▶ _Brief_:
Check each line of the data for "spații" and select those that have it.

>> begin

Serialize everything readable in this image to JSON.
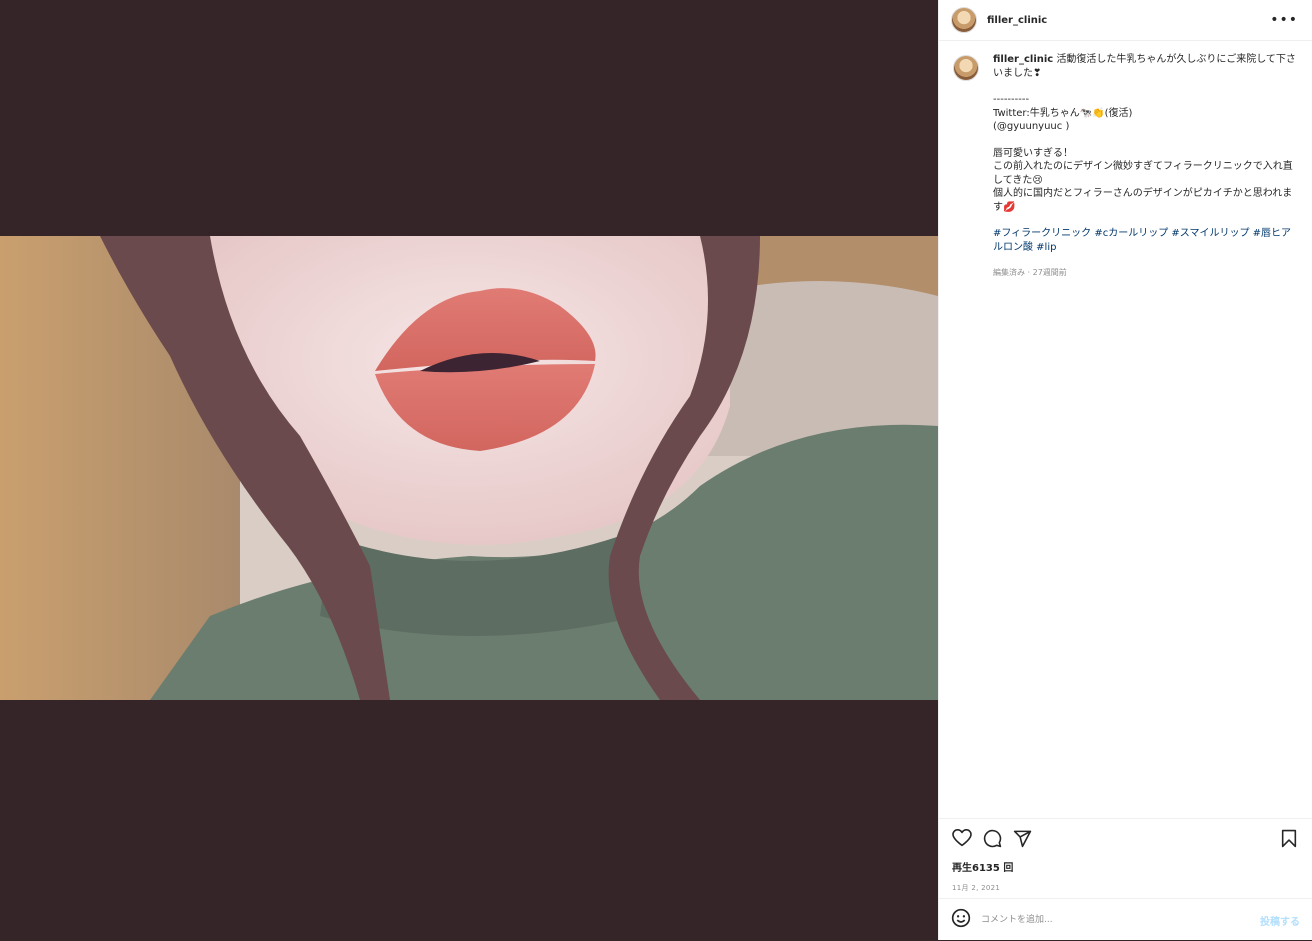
{
  "post": {
    "username": "filler_clinic",
    "more_icon": "more-horizontal-icon"
  },
  "caption": {
    "username": "filler_clinic",
    "line1": "活動復活した牛乳ちゃんが久しぶりにご来院して下さいました❣",
    "divider": "----------",
    "twitter": "Twitter:牛乳ちゃん🐄👏(復活)",
    "handle": "(@gyuunyuuc )",
    "p1": "唇可愛いすぎる！",
    "p2": "この前入れたのにデザイン微妙すぎてフィラークリニックで入れ直してきた😢",
    "p3": "個人的に国内だとフィラーさんのデザインがピカイチかと思われます💋",
    "hashtags": "#フィラークリニック #cカールリップ #スマイルリップ #唇ヒアルロン酸 #lip",
    "meta": "編集済み · 27週間前"
  },
  "stats": {
    "views": "再生6135 回",
    "date": "11月 2, 2021"
  },
  "comment": {
    "placeholder": "コメントを追加...",
    "post_label": "投稿する"
  },
  "colors": {
    "media_bg": "#352528",
    "link": "#00376b",
    "post_button": "#b2dffc"
  }
}
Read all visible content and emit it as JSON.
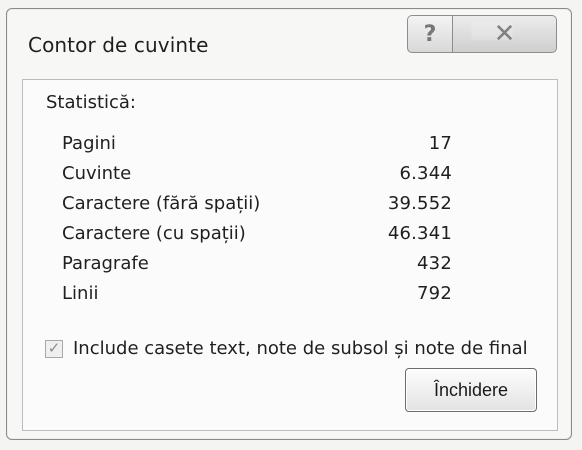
{
  "window": {
    "title": "Contor de cuvinte",
    "help_button": "?",
    "close_button": "✕"
  },
  "stats": {
    "section_label": "Statistică:",
    "items": [
      {
        "label": "Pagini",
        "value": "17"
      },
      {
        "label": "Cuvinte",
        "value": "6.344"
      },
      {
        "label": "Caractere (fără spații)",
        "value": "39.552"
      },
      {
        "label": "Caractere (cu spații)",
        "value": "46.341"
      },
      {
        "label": "Paragrafe",
        "value": "432"
      },
      {
        "label": "Linii",
        "value": "792"
      }
    ]
  },
  "options": {
    "include_label": "Include casete text, note de subsol și note de final",
    "include_checked": true,
    "check_mark": "✓"
  },
  "actions": {
    "close_label": "Închidere"
  }
}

>> end

▶ _Correct output_:
        "label": "Caractere (fără spații)",
        "label": "Caractere (cu spații)",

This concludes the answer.